[START Provided data]

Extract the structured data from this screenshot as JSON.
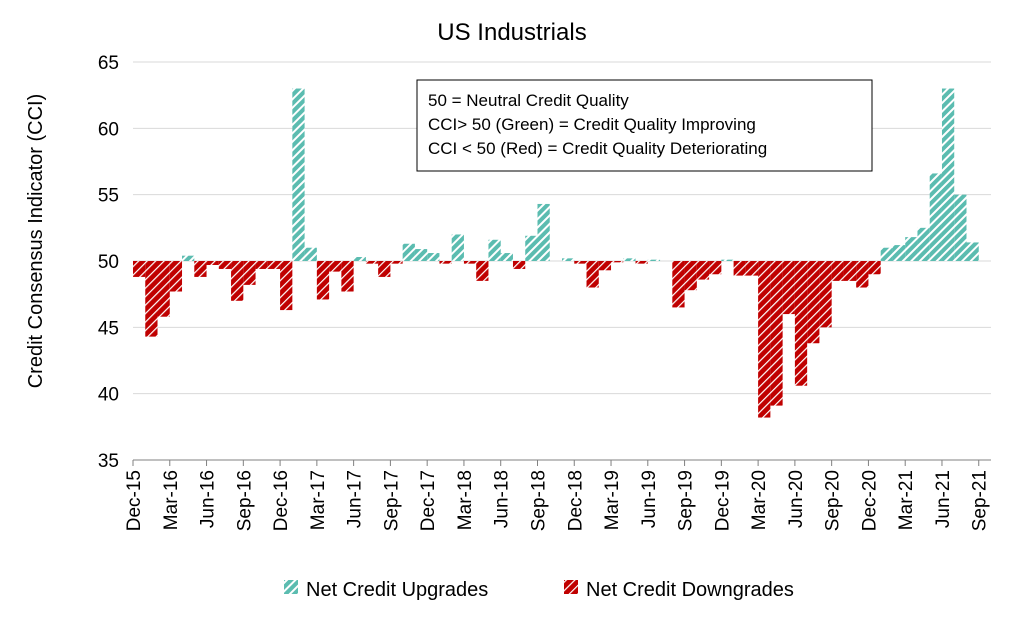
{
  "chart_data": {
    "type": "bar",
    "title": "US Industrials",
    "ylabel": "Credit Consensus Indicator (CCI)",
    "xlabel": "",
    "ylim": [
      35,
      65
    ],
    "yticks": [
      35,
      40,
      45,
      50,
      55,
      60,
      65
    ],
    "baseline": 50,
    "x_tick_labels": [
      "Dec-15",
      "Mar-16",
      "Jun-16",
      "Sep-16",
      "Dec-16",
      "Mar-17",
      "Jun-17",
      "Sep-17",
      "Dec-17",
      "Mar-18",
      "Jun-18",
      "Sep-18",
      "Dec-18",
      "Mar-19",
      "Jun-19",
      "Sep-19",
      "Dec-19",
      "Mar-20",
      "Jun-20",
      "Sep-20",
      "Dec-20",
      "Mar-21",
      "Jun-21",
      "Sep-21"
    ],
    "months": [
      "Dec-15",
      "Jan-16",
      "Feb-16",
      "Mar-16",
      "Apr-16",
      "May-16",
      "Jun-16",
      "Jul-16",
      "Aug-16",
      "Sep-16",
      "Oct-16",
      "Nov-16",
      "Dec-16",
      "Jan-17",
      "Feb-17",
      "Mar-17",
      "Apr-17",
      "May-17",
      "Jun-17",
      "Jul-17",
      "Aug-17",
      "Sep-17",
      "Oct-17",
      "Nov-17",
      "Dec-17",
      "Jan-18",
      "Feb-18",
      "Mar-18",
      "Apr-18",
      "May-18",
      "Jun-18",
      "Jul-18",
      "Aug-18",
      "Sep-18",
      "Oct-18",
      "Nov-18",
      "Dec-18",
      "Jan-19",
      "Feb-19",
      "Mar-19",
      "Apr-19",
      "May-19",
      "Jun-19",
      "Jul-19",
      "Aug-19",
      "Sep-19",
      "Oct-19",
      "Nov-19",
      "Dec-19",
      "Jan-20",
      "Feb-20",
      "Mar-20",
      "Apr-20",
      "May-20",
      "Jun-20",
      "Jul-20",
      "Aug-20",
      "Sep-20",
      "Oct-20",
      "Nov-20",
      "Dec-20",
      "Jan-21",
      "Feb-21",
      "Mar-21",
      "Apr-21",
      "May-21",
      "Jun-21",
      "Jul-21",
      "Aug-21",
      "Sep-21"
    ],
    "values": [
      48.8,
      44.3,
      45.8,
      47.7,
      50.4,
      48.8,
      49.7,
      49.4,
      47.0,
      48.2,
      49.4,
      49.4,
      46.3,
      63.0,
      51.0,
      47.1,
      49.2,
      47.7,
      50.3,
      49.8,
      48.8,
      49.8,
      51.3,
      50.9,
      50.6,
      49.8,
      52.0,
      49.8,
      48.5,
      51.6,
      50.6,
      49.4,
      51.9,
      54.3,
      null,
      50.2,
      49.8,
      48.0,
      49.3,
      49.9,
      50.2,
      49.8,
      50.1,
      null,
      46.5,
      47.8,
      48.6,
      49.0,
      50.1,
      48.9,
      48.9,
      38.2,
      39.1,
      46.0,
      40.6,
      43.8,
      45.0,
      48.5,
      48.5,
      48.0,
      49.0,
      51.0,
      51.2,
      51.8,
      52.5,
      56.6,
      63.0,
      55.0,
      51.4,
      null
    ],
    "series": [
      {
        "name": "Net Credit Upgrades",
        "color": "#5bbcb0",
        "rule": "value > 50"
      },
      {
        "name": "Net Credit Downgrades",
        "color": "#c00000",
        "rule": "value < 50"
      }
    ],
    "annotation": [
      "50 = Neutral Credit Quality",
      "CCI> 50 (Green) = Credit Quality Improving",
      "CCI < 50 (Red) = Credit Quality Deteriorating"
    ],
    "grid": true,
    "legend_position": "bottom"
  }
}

[END Provided data]

» **What to work on**: Give the entries again word for word, but skip the pictures.

» **Response to the task**:
Extract the structured data from this screenshot as JSON.
{
  "chart_data": {
    "type": "bar",
    "title": "US Industrials",
    "ylabel": "Credit Consensus Indicator (CCI)",
    "xlabel": "",
    "ylim": [
      35,
      65
    ],
    "yticks": [
      35,
      40,
      45,
      50,
      55,
      60,
      65
    ],
    "baseline": 50,
    "x_tick_labels": [
      "Dec-15",
      "Mar-16",
      "Jun-16",
      "Sep-16",
      "Dec-16",
      "Mar-17",
      "Jun-17",
      "Sep-17",
      "Dec-17",
      "Mar-18",
      "Jun-18",
      "Sep-18",
      "Dec-18",
      "Mar-19",
      "Jun-19",
      "Sep-19",
      "Dec-19",
      "Mar-20",
      "Jun-20",
      "Sep-20",
      "Dec-20",
      "Mar-21",
      "Jun-21",
      "Sep-21"
    ],
    "months": [
      "Dec-15",
      "Jan-16",
      "Feb-16",
      "Mar-16",
      "Apr-16",
      "May-16",
      "Jun-16",
      "Jul-16",
      "Aug-16",
      "Sep-16",
      "Oct-16",
      "Nov-16",
      "Dec-16",
      "Jan-17",
      "Feb-17",
      "Mar-17",
      "Apr-17",
      "May-17",
      "Jun-17",
      "Jul-17",
      "Aug-17",
      "Sep-17",
      "Oct-17",
      "Nov-17",
      "Dec-17",
      "Jan-18",
      "Feb-18",
      "Mar-18",
      "Apr-18",
      "May-18",
      "Jun-18",
      "Jul-18",
      "Aug-18",
      "Sep-18",
      "Oct-18",
      "Nov-18",
      "Dec-18",
      "Jan-19",
      "Feb-19",
      "Mar-19",
      "Apr-19",
      "May-19",
      "Jun-19",
      "Jul-19",
      "Aug-19",
      "Sep-19",
      "Oct-19",
      "Nov-19",
      "Dec-19",
      "Jan-20",
      "Feb-20",
      "Mar-20",
      "Apr-20",
      "May-20",
      "Jun-20",
      "Jul-20",
      "Aug-20",
      "Sep-20",
      "Oct-20",
      "Nov-20",
      "Dec-20",
      "Jan-21",
      "Feb-21",
      "Mar-21",
      "Apr-21",
      "May-21",
      "Jun-21",
      "Jul-21",
      "Aug-21",
      "Sep-21"
    ],
    "values": [
      48.8,
      44.3,
      45.8,
      47.7,
      50.4,
      48.8,
      49.7,
      49.4,
      47.0,
      48.2,
      49.4,
      49.4,
      46.3,
      63.0,
      51.0,
      47.1,
      49.2,
      47.7,
      50.3,
      49.8,
      48.8,
      49.8,
      51.3,
      50.9,
      50.6,
      49.8,
      52.0,
      49.8,
      48.5,
      51.6,
      50.6,
      49.4,
      51.9,
      54.3,
      null,
      50.2,
      49.8,
      48.0,
      49.3,
      49.9,
      50.2,
      49.8,
      50.1,
      null,
      46.5,
      47.8,
      48.6,
      49.0,
      50.1,
      48.9,
      48.9,
      38.2,
      39.1,
      46.0,
      40.6,
      43.8,
      45.0,
      48.5,
      48.5,
      48.0,
      49.0,
      51.0,
      51.2,
      51.8,
      52.5,
      56.6,
      63.0,
      55.0,
      51.4,
      null
    ],
    "series": [
      {
        "name": "Net Credit Upgrades",
        "color": "#5bbcb0",
        "rule": "value > 50"
      },
      {
        "name": "Net Credit Downgrades",
        "color": "#c00000",
        "rule": "value < 50"
      }
    ],
    "annotation": [
      "50 = Neutral Credit Quality",
      "CCI> 50 (Green) = Credit Quality Improving",
      "CCI < 50 (Red) = Credit Quality Deteriorating"
    ],
    "grid": true,
    "legend_position": "bottom"
  }
}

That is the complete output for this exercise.